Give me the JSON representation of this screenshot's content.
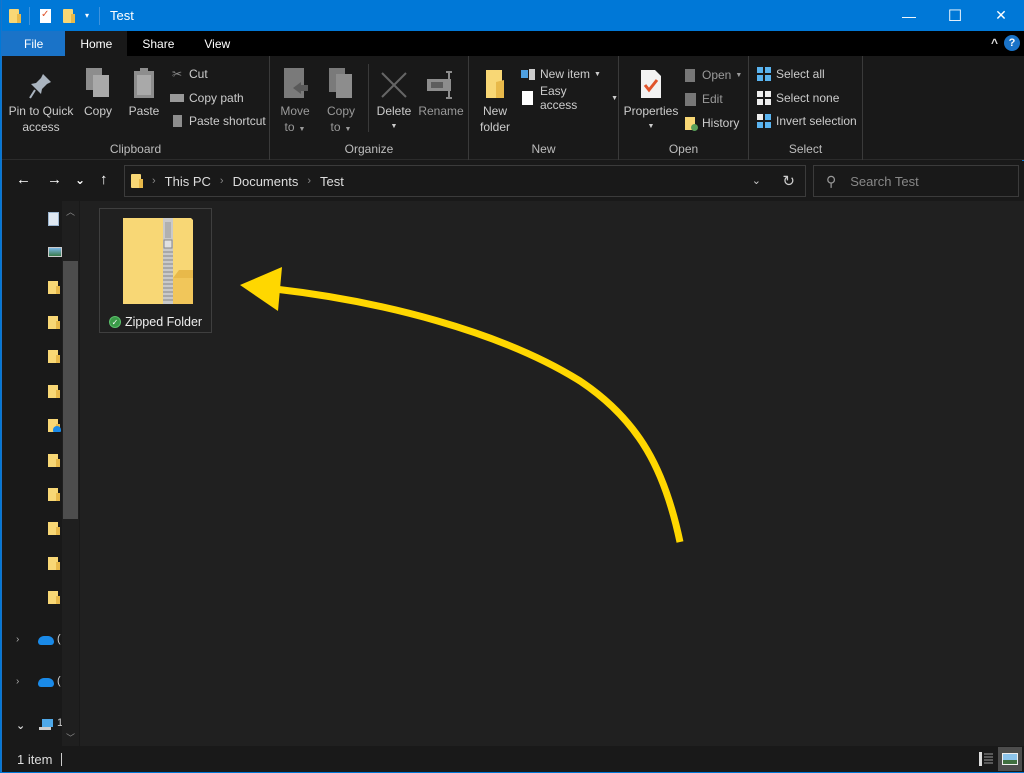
{
  "window": {
    "title": "Test",
    "controls": {
      "minimize": "—",
      "maximize": "☐",
      "close": "✕"
    }
  },
  "quick_access_toolbar": {
    "items": [
      "folder-icon",
      "properties-icon",
      "new-folder-icon"
    ],
    "dropdown": "▾"
  },
  "tabs": [
    {
      "label": "File",
      "active": false
    },
    {
      "label": "Home",
      "active": true
    },
    {
      "label": "Share",
      "active": false
    },
    {
      "label": "View",
      "active": false
    }
  ],
  "ribbon": {
    "collapse_glyph": "^",
    "help_glyph": "?",
    "groups": {
      "clipboard": {
        "label": "Clipboard",
        "pin_label_1": "Pin to Quick",
        "pin_label_2": "access",
        "copy": "Copy",
        "paste": "Paste",
        "cut": "Cut",
        "copy_path": "Copy path",
        "paste_shortcut": "Paste shortcut"
      },
      "organize": {
        "label": "Organize",
        "move_to_1": "Move",
        "move_to_2": "to",
        "copy_to_1": "Copy",
        "copy_to_2": "to",
        "delete": "Delete",
        "rename": "Rename"
      },
      "new": {
        "label": "New",
        "new_folder_1": "New",
        "new_folder_2": "folder",
        "new_item": "New item",
        "easy_access": "Easy access"
      },
      "open": {
        "label": "Open",
        "properties": "Properties",
        "open": "Open",
        "edit": "Edit",
        "history": "History"
      },
      "select": {
        "label": "Select",
        "select_all": "Select all",
        "select_none": "Select none",
        "invert_selection": "Invert selection"
      }
    }
  },
  "navigation": {
    "back": "←",
    "forward": "→",
    "recent": "⌄",
    "up": "↑",
    "breadcrumb": [
      "This PC",
      "Documents",
      "Test"
    ],
    "breadcrumb_sep": "›",
    "dropdown": "⌄",
    "refresh": "↻",
    "search_placeholder": "Search Test"
  },
  "nav_pane": {
    "expand_collapsed": "›",
    "expand_open": "⌄",
    "truncated_items": [
      "(",
      "(",
      "1"
    ]
  },
  "content": {
    "items": [
      {
        "name": "Zipped Folder",
        "type": "compressed-folder",
        "sync_status": "available"
      }
    ],
    "annotation_color": "#FFD700"
  },
  "status_bar": {
    "item_count": "1 item"
  },
  "colors": {
    "accent": "#0078d7",
    "background": "#202020",
    "folder": "#f8d775",
    "annotation_arrow": "#FFD700"
  }
}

◆ WHAT IS NEEDED ◆
Without including any picture, repeat the data exactly.

◆ RESPONSE TO THIS EXERCISE ◆
Give me the JSON representation of this screenshot's content.
{
  "window": {
    "title": "Test",
    "controls": {
      "minimize": "—",
      "maximize": "☐",
      "close": "✕"
    }
  },
  "quick_access_toolbar": {
    "items": [
      "folder-icon",
      "properties-icon",
      "new-folder-icon"
    ],
    "dropdown": "▾"
  },
  "tabs": [
    {
      "label": "File",
      "active": false
    },
    {
      "label": "Home",
      "active": true
    },
    {
      "label": "Share",
      "active": false
    },
    {
      "label": "View",
      "active": false
    }
  ],
  "ribbon": {
    "collapse_glyph": "^",
    "help_glyph": "?",
    "groups": {
      "clipboard": {
        "label": "Clipboard",
        "pin_label_1": "Pin to Quick",
        "pin_label_2": "access",
        "copy": "Copy",
        "paste": "Paste",
        "cut": "Cut",
        "copy_path": "Copy path",
        "paste_shortcut": "Paste shortcut"
      },
      "organize": {
        "label": "Organize",
        "move_to_1": "Move",
        "move_to_2": "to",
        "copy_to_1": "Copy",
        "copy_to_2": "to",
        "delete": "Delete",
        "rename": "Rename"
      },
      "new": {
        "label": "New",
        "new_folder_1": "New",
        "new_folder_2": "folder",
        "new_item": "New item",
        "easy_access": "Easy access"
      },
      "open": {
        "label": "Open",
        "properties": "Properties",
        "open": "Open",
        "edit": "Edit",
        "history": "History"
      },
      "select": {
        "label": "Select",
        "select_all": "Select all",
        "select_none": "Select none",
        "invert_selection": "Invert selection"
      }
    }
  },
  "navigation": {
    "back": "←",
    "forward": "→",
    "recent": "⌄",
    "up": "↑",
    "breadcrumb": [
      "This PC",
      "Documents",
      "Test"
    ],
    "breadcrumb_sep": "›",
    "dropdown": "⌄",
    "refresh": "↻",
    "search_placeholder": "Search Test"
  },
  "nav_pane": {
    "expand_collapsed": "›",
    "expand_open": "⌄",
    "truncated_items": [
      "(",
      "(",
      "1"
    ]
  },
  "content": {
    "items": [
      {
        "name": "Zipped Folder",
        "type": "compressed-folder",
        "sync_status": "available"
      }
    ],
    "annotation_color": "#FFD700"
  },
  "status_bar": {
    "item_count": "1 item"
  },
  "colors": {
    "accent": "#0078d7",
    "background": "#202020",
    "folder": "#f8d775",
    "annotation_arrow": "#FFD700"
  }
}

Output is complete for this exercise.